— START Exercise material —
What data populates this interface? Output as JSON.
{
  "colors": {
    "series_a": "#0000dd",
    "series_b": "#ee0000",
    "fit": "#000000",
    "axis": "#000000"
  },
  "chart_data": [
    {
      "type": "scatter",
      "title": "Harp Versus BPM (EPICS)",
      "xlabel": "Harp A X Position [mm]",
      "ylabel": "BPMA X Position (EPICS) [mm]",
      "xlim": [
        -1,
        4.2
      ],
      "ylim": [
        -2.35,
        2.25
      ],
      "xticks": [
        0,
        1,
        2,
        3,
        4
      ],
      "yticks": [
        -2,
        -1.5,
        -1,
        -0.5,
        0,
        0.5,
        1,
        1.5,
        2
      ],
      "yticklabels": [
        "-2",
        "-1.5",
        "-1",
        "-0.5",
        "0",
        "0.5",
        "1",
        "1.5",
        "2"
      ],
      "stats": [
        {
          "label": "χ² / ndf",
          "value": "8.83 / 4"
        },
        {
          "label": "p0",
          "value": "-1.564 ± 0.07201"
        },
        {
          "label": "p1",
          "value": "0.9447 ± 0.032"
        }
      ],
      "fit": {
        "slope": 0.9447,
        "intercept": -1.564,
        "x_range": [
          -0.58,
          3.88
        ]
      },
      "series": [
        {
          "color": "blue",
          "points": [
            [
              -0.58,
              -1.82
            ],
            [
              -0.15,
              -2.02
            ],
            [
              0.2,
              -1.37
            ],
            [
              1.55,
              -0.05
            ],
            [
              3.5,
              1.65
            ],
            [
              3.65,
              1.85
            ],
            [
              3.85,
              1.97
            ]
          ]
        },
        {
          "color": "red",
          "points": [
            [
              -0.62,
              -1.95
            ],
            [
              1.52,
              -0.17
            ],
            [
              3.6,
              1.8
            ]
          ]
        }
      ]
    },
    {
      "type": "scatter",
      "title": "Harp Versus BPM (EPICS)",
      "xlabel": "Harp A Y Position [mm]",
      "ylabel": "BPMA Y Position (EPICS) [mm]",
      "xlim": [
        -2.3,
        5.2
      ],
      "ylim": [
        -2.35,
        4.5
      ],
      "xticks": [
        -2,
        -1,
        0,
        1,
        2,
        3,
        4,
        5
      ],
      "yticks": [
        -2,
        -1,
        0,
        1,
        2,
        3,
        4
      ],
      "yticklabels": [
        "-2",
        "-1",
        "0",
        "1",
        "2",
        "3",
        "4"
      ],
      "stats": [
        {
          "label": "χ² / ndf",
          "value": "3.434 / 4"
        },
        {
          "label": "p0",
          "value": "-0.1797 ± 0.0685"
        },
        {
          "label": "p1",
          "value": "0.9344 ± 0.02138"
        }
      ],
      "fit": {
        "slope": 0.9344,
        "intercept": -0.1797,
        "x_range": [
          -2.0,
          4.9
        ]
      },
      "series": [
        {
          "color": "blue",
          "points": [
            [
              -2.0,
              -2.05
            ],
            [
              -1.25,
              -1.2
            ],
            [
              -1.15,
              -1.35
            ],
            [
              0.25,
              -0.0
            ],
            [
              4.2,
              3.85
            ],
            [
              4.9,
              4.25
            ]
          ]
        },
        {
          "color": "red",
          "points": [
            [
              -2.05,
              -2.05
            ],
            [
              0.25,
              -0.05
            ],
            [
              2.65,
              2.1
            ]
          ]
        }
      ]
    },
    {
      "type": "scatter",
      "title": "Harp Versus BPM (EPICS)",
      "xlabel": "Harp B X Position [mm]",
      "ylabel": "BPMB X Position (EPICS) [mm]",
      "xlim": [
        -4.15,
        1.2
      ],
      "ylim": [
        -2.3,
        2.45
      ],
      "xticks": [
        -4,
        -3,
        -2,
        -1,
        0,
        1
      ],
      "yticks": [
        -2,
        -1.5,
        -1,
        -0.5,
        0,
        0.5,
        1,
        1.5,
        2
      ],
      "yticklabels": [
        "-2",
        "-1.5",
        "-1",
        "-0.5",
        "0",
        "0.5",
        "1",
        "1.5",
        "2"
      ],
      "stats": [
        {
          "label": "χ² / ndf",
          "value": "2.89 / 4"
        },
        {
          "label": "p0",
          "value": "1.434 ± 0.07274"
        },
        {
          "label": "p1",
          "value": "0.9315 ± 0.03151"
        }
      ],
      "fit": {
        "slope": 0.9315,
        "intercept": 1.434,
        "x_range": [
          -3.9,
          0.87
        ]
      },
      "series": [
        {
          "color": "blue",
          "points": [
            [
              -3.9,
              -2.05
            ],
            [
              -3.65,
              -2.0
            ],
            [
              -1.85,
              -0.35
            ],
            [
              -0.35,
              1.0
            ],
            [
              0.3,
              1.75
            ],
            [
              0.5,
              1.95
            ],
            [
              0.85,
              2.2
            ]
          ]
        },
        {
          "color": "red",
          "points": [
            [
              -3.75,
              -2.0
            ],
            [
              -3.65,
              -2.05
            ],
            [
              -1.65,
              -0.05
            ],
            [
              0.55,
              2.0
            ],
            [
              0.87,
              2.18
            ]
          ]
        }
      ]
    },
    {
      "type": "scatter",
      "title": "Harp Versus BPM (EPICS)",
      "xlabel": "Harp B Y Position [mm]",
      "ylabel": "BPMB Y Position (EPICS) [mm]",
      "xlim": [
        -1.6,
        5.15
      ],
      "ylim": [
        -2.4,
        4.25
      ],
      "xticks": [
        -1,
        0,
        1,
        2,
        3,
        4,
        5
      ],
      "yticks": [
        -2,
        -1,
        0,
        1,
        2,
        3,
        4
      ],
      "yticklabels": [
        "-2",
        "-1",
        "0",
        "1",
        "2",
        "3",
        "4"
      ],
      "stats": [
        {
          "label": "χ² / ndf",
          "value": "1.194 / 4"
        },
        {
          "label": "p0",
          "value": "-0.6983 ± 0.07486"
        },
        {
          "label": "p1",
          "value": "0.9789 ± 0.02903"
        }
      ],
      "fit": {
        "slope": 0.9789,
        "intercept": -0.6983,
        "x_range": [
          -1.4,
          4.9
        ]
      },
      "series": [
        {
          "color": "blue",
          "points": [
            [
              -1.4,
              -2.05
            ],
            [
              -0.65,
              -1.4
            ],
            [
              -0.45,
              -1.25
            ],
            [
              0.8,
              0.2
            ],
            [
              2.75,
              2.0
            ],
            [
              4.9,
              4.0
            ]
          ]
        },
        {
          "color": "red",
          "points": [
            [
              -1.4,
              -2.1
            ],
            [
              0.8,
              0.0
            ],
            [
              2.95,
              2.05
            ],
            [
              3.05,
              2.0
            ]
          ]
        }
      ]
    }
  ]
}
— END Exercise material —
- [Aim of the exercise]
Extract from the data every line where "xlabel" shows up.

- [Written solution]
      "xlabel": "Harp A X Position [mm]",
      "xlabel": "Harp A Y Position [mm]",
      "xlabel": "Harp B X Position [mm]",
      "xlabel": "Harp B Y Position [mm]",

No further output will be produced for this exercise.